§ **Set task**: Report each line of the data that includes the word "Jesus".

§ **Extracted entries**:
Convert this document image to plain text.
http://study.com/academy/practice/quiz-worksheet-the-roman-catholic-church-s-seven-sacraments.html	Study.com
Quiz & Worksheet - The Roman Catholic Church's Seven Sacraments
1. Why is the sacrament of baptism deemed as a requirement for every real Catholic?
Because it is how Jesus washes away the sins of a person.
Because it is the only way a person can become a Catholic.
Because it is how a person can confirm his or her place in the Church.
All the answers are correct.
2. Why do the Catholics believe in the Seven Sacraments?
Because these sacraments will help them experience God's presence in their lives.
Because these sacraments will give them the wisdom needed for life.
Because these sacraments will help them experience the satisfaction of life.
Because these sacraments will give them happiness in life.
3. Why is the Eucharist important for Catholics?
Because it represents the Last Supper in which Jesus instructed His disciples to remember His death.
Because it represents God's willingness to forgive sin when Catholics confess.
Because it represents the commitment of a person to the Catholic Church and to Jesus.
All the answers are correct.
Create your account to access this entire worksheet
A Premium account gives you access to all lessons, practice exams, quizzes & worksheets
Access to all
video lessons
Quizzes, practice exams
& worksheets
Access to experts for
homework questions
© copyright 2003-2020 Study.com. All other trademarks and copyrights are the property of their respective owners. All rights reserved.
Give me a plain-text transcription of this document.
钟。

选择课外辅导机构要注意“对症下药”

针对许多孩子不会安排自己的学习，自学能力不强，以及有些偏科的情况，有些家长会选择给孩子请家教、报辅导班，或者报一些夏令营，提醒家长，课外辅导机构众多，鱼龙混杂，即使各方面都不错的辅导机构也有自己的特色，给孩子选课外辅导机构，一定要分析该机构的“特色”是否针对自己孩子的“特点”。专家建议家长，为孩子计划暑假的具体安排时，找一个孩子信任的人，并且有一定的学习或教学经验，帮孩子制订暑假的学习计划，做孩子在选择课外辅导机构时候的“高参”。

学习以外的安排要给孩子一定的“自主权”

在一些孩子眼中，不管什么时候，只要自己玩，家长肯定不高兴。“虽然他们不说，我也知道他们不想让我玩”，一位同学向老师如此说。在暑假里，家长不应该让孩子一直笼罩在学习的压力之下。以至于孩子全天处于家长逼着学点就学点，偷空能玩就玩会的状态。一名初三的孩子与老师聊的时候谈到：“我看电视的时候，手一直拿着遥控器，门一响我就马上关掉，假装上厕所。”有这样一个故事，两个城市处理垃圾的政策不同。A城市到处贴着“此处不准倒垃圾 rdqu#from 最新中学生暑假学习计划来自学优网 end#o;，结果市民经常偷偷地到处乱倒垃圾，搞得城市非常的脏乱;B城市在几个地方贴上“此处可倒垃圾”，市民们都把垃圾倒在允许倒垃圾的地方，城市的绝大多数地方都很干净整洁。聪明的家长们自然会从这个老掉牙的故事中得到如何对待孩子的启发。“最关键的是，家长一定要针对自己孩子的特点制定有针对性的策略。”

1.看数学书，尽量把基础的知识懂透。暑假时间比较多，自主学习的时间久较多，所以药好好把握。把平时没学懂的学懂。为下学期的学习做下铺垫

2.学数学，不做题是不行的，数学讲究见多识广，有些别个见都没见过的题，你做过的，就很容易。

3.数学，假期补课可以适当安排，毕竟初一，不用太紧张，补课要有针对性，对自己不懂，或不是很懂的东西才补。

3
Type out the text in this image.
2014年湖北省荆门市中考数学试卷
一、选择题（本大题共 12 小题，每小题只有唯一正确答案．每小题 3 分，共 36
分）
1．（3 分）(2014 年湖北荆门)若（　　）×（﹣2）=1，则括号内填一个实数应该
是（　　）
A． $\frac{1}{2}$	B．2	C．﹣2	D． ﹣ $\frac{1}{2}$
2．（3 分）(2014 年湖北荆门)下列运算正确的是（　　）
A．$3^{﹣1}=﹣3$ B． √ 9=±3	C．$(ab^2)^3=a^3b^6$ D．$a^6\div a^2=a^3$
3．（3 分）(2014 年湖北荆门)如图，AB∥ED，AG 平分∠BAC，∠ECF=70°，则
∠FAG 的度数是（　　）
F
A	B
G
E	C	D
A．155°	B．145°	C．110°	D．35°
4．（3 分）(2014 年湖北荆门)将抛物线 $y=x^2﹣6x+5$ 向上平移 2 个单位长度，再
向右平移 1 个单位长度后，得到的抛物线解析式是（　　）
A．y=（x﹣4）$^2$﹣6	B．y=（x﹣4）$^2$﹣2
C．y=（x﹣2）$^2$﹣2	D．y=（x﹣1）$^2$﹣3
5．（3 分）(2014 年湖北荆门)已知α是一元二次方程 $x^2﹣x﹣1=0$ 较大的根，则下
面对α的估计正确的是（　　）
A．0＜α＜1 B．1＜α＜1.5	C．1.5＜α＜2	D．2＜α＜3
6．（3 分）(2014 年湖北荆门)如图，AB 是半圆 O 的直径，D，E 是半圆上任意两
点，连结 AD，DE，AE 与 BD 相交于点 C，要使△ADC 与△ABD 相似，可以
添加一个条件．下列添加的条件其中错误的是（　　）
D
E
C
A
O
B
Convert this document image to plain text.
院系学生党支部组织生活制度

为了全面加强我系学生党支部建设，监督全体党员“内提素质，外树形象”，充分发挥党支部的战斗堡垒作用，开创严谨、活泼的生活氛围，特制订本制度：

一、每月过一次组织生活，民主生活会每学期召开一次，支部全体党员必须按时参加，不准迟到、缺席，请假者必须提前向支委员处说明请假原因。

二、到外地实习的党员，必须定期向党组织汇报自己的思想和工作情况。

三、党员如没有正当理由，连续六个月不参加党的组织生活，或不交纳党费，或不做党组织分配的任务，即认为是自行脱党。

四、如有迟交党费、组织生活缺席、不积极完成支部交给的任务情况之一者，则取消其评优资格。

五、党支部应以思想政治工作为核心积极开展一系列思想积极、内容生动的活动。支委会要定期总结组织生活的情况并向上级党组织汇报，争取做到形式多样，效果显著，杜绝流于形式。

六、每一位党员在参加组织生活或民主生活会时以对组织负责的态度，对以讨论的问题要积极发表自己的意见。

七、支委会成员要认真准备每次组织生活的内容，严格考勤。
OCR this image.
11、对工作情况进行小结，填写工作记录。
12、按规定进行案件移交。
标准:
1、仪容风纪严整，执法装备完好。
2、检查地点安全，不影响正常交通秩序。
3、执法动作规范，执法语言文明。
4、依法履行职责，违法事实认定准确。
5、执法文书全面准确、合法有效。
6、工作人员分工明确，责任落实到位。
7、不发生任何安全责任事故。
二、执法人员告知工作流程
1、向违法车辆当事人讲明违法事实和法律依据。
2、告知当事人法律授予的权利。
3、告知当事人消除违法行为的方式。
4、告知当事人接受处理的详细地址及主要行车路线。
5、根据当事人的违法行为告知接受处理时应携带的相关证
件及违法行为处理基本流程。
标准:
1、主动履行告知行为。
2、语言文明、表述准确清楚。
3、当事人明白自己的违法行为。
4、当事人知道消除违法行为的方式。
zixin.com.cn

§ **Result of the exercise**:
Because it is how Jesus washes away the sins of a person.
Because it represents the Last Supper in which Jesus instructed His disciples to remember His death.
Because it represents the commitment of a person to the Catholic Church and to Jesus.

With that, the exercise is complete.